Copy the data precisely, character for character, and leave out every picture.

··· Input

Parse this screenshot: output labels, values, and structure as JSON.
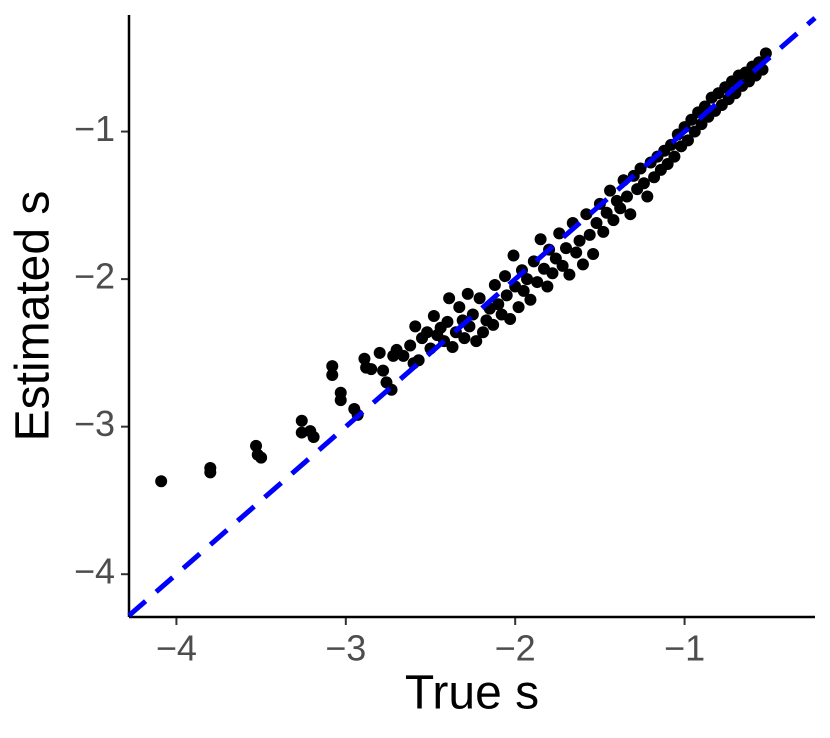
{
  "chart_data": {
    "type": "scatter",
    "x_label": "True s",
    "y_label": "Estimated s",
    "xlim": [
      -4.28,
      -0.23
    ],
    "ylim": [
      -4.29,
      -0.21
    ],
    "xticks": [
      {
        "value": -4,
        "label": "−4"
      },
      {
        "value": -3,
        "label": "−3"
      },
      {
        "value": -2,
        "label": "−2"
      },
      {
        "value": -1,
        "label": "−1"
      }
    ],
    "yticks": [
      {
        "value": -4,
        "label": "−4"
      },
      {
        "value": -3,
        "label": "−3"
      },
      {
        "value": -2,
        "label": "−2"
      },
      {
        "value": -1,
        "label": "−1"
      }
    ],
    "color": "#000000",
    "identity_line": true,
    "identity_line_color": "#0000ff",
    "x": [
      -4.09,
      -3.8,
      -3.8,
      -3.53,
      -3.52,
      -3.5,
      -3.26,
      -3.26,
      -3.21,
      -3.19,
      -3.08,
      -3.08,
      -3.03,
      -3.03,
      -2.95,
      -2.93,
      -2.89,
      -2.88,
      -2.85,
      -2.8,
      -2.78,
      -2.76,
      -2.73,
      -2.72,
      -2.7,
      -2.66,
      -2.62,
      -2.6,
      -2.59,
      -2.57,
      -2.55,
      -2.52,
      -2.5,
      -2.48,
      -2.46,
      -2.44,
      -2.42,
      -2.4,
      -2.39,
      -2.37,
      -2.35,
      -2.33,
      -2.31,
      -2.3,
      -2.28,
      -2.27,
      -2.25,
      -2.23,
      -2.21,
      -2.19,
      -2.17,
      -2.15,
      -2.13,
      -2.12,
      -2.1,
      -2.08,
      -2.06,
      -2.05,
      -2.03,
      -2.01,
      -2.0,
      -1.98,
      -1.96,
      -1.95,
      -1.93,
      -1.91,
      -1.89,
      -1.87,
      -1.85,
      -1.83,
      -1.81,
      -1.8,
      -1.78,
      -1.76,
      -1.74,
      -1.72,
      -1.7,
      -1.68,
      -1.66,
      -1.64,
      -1.62,
      -1.6,
      -1.58,
      -1.56,
      -1.54,
      -1.52,
      -1.5,
      -1.48,
      -1.46,
      -1.44,
      -1.42,
      -1.4,
      -1.38,
      -1.36,
      -1.34,
      -1.32,
      -1.3,
      -1.28,
      -1.26,
      -1.24,
      -1.22,
      -1.2,
      -1.18,
      -1.16,
      -1.14,
      -1.12,
      -1.1,
      -1.08,
      -1.06,
      -1.04,
      -1.02,
      -1.0,
      -0.98,
      -0.96,
      -0.94,
      -0.92,
      -0.9,
      -0.88,
      -0.86,
      -0.84,
      -0.82,
      -0.8,
      -0.78,
      -0.76,
      -0.74,
      -0.72,
      -0.7,
      -0.68,
      -0.66,
      -0.64,
      -0.62,
      -0.6,
      -0.58,
      -0.56,
      -0.54,
      -0.52
    ],
    "y": [
      -3.37,
      -3.28,
      -3.31,
      -3.13,
      -3.19,
      -3.21,
      -2.96,
      -3.04,
      -3.03,
      -3.07,
      -2.59,
      -2.65,
      -2.77,
      -2.82,
      -2.88,
      -2.92,
      -2.54,
      -2.6,
      -2.61,
      -2.5,
      -2.62,
      -2.7,
      -2.75,
      -2.52,
      -2.48,
      -2.52,
      -2.45,
      -2.57,
      -2.32,
      -2.55,
      -2.4,
      -2.36,
      -2.47,
      -2.25,
      -2.38,
      -2.33,
      -2.42,
      -2.29,
      -2.13,
      -2.46,
      -2.36,
      -2.19,
      -2.28,
      -2.4,
      -2.1,
      -2.32,
      -2.24,
      -2.42,
      -2.13,
      -2.36,
      -2.28,
      -2.2,
      -2.31,
      -2.04,
      -2.17,
      -2.24,
      -1.98,
      -2.11,
      -2.27,
      -1.84,
      -2.05,
      -2.19,
      -1.94,
      -2.08,
      -2.0,
      -2.14,
      -1.88,
      -2.02,
      -1.73,
      -1.93,
      -2.05,
      -1.8,
      -1.96,
      -1.86,
      -1.69,
      -1.91,
      -1.79,
      -1.97,
      -1.62,
      -1.82,
      -1.74,
      -1.9,
      -1.56,
      -1.7,
      -1.83,
      -1.62,
      -1.49,
      -1.68,
      -1.55,
      -1.4,
      -1.6,
      -1.47,
      -1.52,
      -1.33,
      -1.44,
      -1.56,
      -1.3,
      -1.39,
      -1.25,
      -1.35,
      -1.44,
      -1.21,
      -1.31,
      -1.17,
      -1.26,
      -1.13,
      -1.22,
      -1.09,
      -1.17,
      -1.02,
      -1.1,
      -0.97,
      -1.06,
      -0.92,
      -1.0,
      -0.87,
      -0.95,
      -0.83,
      -0.9,
      -0.77,
      -0.86,
      -0.74,
      -0.82,
      -0.7,
      -0.78,
      -0.66,
      -0.74,
      -0.62,
      -0.69,
      -0.6,
      -0.66,
      -0.56,
      -0.62,
      -0.53,
      -0.58,
      -0.47
    ]
  }
}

······

◆ Task result:
Parse this screenshot: output labels, values, and structure as JSON.
{
  "chart_data": {
    "type": "scatter",
    "x_label": "True s",
    "y_label": "Estimated s",
    "xlim": [
      -4.28,
      -0.23
    ],
    "ylim": [
      -4.29,
      -0.21
    ],
    "xticks": [
      {
        "value": -4,
        "label": "−4"
      },
      {
        "value": -3,
        "label": "−3"
      },
      {
        "value": -2,
        "label": "−2"
      },
      {
        "value": -1,
        "label": "−1"
      }
    ],
    "yticks": [
      {
        "value": -4,
        "label": "−4"
      },
      {
        "value": -3,
        "label": "−3"
      },
      {
        "value": -2,
        "label": "−2"
      },
      {
        "value": -1,
        "label": "−1"
      }
    ],
    "color": "#000000",
    "identity_line": true,
    "identity_line_color": "#0000ff",
    "x": [
      -4.09,
      -3.8,
      -3.8,
      -3.53,
      -3.52,
      -3.5,
      -3.26,
      -3.26,
      -3.21,
      -3.19,
      -3.08,
      -3.08,
      -3.03,
      -3.03,
      -2.95,
      -2.93,
      -2.89,
      -2.88,
      -2.85,
      -2.8,
      -2.78,
      -2.76,
      -2.73,
      -2.72,
      -2.7,
      -2.66,
      -2.62,
      -2.6,
      -2.59,
      -2.57,
      -2.55,
      -2.52,
      -2.5,
      -2.48,
      -2.46,
      -2.44,
      -2.42,
      -2.4,
      -2.39,
      -2.37,
      -2.35,
      -2.33,
      -2.31,
      -2.3,
      -2.28,
      -2.27,
      -2.25,
      -2.23,
      -2.21,
      -2.19,
      -2.17,
      -2.15,
      -2.13,
      -2.12,
      -2.1,
      -2.08,
      -2.06,
      -2.05,
      -2.03,
      -2.01,
      -2.0,
      -1.98,
      -1.96,
      -1.95,
      -1.93,
      -1.91,
      -1.89,
      -1.87,
      -1.85,
      -1.83,
      -1.81,
      -1.8,
      -1.78,
      -1.76,
      -1.74,
      -1.72,
      -1.7,
      -1.68,
      -1.66,
      -1.64,
      -1.62,
      -1.6,
      -1.58,
      -1.56,
      -1.54,
      -1.52,
      -1.5,
      -1.48,
      -1.46,
      -1.44,
      -1.42,
      -1.4,
      -1.38,
      -1.36,
      -1.34,
      -1.32,
      -1.3,
      -1.28,
      -1.26,
      -1.24,
      -1.22,
      -1.2,
      -1.18,
      -1.16,
      -1.14,
      -1.12,
      -1.1,
      -1.08,
      -1.06,
      -1.04,
      -1.02,
      -1.0,
      -0.98,
      -0.96,
      -0.94,
      -0.92,
      -0.9,
      -0.88,
      -0.86,
      -0.84,
      -0.82,
      -0.8,
      -0.78,
      -0.76,
      -0.74,
      -0.72,
      -0.7,
      -0.68,
      -0.66,
      -0.64,
      -0.62,
      -0.6,
      -0.58,
      -0.56,
      -0.54,
      -0.52
    ],
    "y": [
      -3.37,
      -3.28,
      -3.31,
      -3.13,
      -3.19,
      -3.21,
      -2.96,
      -3.04,
      -3.03,
      -3.07,
      -2.59,
      -2.65,
      -2.77,
      -2.82,
      -2.88,
      -2.92,
      -2.54,
      -2.6,
      -2.61,
      -2.5,
      -2.62,
      -2.7,
      -2.75,
      -2.52,
      -2.48,
      -2.52,
      -2.45,
      -2.57,
      -2.32,
      -2.55,
      -2.4,
      -2.36,
      -2.47,
      -2.25,
      -2.38,
      -2.33,
      -2.42,
      -2.29,
      -2.13,
      -2.46,
      -2.36,
      -2.19,
      -2.28,
      -2.4,
      -2.1,
      -2.32,
      -2.24,
      -2.42,
      -2.13,
      -2.36,
      -2.28,
      -2.2,
      -2.31,
      -2.04,
      -2.17,
      -2.24,
      -1.98,
      -2.11,
      -2.27,
      -1.84,
      -2.05,
      -2.19,
      -1.94,
      -2.08,
      -2.0,
      -2.14,
      -1.88,
      -2.02,
      -1.73,
      -1.93,
      -2.05,
      -1.8,
      -1.96,
      -1.86,
      -1.69,
      -1.91,
      -1.79,
      -1.97,
      -1.62,
      -1.82,
      -1.74,
      -1.9,
      -1.56,
      -1.7,
      -1.83,
      -1.62,
      -1.49,
      -1.68,
      -1.55,
      -1.4,
      -1.6,
      -1.47,
      -1.52,
      -1.33,
      -1.44,
      -1.56,
      -1.3,
      -1.39,
      -1.25,
      -1.35,
      -1.44,
      -1.21,
      -1.31,
      -1.17,
      -1.26,
      -1.13,
      -1.22,
      -1.09,
      -1.17,
      -1.02,
      -1.1,
      -0.97,
      -1.06,
      -0.92,
      -1.0,
      -0.87,
      -0.95,
      -0.83,
      -0.9,
      -0.77,
      -0.86,
      -0.74,
      -0.82,
      -0.7,
      -0.78,
      -0.66,
      -0.74,
      -0.62,
      -0.69,
      -0.6,
      -0.66,
      -0.56,
      -0.62,
      -0.53,
      -0.58,
      -0.47
    ]
  }
}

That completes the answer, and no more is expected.